## Do this
Using the data below, copy each line that includes the word "color".

Supplied data start

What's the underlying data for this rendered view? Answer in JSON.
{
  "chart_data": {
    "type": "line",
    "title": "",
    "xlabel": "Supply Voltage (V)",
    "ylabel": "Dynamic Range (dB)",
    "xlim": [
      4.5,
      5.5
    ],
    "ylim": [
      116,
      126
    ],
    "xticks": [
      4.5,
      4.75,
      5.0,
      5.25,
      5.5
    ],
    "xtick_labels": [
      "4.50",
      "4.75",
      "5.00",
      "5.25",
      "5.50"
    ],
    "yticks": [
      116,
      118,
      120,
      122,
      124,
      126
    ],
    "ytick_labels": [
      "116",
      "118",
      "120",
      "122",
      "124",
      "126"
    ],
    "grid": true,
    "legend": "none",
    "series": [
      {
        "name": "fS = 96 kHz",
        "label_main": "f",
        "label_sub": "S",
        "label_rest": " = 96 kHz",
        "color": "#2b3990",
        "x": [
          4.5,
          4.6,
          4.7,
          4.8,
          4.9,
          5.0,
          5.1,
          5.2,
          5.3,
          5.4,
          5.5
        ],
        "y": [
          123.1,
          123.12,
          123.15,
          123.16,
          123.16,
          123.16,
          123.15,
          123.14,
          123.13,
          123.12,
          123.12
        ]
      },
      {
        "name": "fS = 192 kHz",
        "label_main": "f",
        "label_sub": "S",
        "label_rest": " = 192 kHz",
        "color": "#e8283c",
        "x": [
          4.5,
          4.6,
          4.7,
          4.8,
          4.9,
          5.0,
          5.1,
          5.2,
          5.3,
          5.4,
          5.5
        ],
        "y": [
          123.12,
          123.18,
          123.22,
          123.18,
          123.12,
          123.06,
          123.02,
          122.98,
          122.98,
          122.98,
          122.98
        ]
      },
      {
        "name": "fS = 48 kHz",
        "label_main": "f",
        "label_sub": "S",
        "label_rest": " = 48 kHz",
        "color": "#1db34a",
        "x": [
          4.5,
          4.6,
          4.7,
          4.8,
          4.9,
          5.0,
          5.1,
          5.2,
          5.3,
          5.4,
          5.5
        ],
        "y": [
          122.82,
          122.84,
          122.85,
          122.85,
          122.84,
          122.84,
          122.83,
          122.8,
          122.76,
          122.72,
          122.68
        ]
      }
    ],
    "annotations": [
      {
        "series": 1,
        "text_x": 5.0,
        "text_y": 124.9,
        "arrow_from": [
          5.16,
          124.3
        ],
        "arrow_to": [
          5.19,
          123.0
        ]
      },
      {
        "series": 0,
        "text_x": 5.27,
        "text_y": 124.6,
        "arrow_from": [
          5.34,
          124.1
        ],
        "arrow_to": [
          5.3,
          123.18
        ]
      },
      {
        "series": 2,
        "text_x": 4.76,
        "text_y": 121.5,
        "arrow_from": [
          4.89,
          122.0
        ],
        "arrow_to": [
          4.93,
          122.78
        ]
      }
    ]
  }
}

Supplied data end

## Output of the exercise
        "color": "#2b3990",
        "color": "#e8283c",
        "color": "#1db34a",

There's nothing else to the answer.